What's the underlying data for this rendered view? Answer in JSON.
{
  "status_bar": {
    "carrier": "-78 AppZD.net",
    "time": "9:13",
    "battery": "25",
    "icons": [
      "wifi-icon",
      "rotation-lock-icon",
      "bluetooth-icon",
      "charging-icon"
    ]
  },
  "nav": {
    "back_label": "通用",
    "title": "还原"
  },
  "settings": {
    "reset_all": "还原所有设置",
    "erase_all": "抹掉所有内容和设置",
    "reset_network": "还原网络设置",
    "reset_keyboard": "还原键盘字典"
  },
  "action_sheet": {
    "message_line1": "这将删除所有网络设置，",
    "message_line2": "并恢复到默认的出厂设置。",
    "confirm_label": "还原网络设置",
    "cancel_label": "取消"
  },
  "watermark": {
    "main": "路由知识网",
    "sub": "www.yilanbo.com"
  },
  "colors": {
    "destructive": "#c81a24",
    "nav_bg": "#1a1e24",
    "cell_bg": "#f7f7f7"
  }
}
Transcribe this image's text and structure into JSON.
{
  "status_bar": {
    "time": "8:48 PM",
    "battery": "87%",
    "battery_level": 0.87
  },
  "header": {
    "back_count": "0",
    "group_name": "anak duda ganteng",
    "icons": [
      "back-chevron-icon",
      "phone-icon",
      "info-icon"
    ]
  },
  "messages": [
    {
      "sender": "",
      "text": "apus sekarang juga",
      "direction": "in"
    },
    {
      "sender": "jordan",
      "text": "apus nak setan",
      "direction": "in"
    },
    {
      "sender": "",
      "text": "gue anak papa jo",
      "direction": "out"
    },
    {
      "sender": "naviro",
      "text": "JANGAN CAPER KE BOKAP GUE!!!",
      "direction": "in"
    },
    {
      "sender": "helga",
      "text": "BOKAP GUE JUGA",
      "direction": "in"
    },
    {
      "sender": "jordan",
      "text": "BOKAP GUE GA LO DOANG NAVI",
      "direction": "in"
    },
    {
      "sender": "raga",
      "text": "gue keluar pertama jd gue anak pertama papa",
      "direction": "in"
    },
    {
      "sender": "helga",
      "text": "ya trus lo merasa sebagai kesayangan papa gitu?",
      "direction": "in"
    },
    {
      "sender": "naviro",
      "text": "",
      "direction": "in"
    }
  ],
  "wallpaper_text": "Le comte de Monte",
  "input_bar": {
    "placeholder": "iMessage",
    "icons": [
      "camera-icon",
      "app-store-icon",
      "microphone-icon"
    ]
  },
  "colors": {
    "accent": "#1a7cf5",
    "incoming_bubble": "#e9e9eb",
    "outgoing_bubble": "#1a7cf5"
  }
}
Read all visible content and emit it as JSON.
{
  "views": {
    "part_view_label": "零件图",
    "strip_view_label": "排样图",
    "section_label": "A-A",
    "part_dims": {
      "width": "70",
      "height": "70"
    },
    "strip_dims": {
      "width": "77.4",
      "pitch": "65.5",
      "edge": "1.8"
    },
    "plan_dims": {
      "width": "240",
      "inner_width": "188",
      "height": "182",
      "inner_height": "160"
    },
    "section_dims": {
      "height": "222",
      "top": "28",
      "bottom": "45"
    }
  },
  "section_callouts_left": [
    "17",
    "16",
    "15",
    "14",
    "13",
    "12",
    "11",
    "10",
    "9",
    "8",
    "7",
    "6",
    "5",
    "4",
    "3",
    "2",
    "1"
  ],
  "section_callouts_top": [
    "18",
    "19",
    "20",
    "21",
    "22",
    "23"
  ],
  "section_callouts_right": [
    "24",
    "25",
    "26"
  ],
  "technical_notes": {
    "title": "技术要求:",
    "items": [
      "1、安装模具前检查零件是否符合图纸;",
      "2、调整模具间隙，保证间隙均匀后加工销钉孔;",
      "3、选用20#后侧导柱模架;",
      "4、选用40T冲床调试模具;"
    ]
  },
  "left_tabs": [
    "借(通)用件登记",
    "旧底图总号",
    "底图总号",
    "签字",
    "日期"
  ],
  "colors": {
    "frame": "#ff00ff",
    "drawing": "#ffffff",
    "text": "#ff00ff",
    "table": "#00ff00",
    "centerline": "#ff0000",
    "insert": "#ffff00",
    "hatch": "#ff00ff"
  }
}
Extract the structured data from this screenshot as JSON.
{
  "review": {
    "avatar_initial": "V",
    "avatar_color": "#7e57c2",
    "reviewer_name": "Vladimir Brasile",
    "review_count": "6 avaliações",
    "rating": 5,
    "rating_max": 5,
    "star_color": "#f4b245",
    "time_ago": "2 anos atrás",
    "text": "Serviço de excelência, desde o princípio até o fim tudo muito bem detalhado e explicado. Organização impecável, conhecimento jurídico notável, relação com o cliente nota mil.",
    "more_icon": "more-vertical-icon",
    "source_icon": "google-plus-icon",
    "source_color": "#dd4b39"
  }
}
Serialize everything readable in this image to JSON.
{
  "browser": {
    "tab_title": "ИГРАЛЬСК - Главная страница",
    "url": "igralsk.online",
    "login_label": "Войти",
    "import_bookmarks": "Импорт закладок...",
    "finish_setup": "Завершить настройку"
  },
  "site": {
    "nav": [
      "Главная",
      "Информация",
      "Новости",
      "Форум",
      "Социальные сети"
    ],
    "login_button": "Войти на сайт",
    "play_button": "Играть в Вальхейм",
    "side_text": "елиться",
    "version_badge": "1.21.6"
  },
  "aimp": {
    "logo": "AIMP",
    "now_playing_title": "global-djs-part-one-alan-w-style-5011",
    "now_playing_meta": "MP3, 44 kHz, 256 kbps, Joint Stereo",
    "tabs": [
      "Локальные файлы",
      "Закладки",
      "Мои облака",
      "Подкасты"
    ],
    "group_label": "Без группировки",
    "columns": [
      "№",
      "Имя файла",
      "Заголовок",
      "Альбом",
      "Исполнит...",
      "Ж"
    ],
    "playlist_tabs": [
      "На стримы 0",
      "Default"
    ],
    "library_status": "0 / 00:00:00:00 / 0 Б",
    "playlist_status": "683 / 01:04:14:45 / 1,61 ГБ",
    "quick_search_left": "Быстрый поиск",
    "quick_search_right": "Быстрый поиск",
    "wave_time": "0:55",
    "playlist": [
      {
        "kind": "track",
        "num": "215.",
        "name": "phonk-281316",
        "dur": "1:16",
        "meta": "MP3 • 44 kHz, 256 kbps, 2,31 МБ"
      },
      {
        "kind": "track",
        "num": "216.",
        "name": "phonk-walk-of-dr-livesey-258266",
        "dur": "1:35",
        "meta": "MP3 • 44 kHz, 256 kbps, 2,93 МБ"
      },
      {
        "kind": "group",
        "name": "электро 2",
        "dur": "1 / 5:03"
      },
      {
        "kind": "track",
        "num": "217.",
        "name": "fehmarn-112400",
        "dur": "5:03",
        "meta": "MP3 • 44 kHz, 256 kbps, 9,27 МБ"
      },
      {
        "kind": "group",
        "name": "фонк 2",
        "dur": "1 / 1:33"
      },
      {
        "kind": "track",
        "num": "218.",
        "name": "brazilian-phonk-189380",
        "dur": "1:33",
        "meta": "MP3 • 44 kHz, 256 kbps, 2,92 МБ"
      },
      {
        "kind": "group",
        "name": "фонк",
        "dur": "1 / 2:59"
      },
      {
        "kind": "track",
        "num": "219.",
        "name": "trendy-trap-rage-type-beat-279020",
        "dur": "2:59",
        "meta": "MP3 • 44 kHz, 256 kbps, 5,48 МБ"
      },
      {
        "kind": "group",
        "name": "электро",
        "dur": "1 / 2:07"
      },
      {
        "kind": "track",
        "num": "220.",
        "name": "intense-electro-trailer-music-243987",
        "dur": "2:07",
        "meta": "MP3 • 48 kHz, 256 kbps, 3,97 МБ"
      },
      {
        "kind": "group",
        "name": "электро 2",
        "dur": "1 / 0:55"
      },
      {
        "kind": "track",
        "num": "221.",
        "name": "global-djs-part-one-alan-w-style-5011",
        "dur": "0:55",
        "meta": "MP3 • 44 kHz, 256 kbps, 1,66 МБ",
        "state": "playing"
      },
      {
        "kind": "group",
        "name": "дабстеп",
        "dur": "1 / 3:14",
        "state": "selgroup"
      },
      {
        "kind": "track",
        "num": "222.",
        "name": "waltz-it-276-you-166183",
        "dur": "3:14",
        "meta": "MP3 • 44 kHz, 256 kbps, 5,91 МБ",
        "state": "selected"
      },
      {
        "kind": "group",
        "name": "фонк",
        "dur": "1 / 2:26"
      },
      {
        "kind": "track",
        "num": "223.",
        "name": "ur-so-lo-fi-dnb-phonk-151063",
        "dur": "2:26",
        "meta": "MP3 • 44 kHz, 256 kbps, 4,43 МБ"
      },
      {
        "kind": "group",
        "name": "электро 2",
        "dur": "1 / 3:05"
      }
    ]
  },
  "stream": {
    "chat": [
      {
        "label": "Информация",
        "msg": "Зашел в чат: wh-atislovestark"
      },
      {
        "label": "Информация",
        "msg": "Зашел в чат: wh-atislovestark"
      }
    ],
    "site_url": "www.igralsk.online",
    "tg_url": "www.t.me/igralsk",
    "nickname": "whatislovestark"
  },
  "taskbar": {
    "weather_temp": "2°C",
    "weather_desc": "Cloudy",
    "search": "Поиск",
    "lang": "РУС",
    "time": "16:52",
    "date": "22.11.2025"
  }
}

--------

Requirements.
Find every line holding the word "papa"; give their count and nothing else.

Reply to the exercise.
3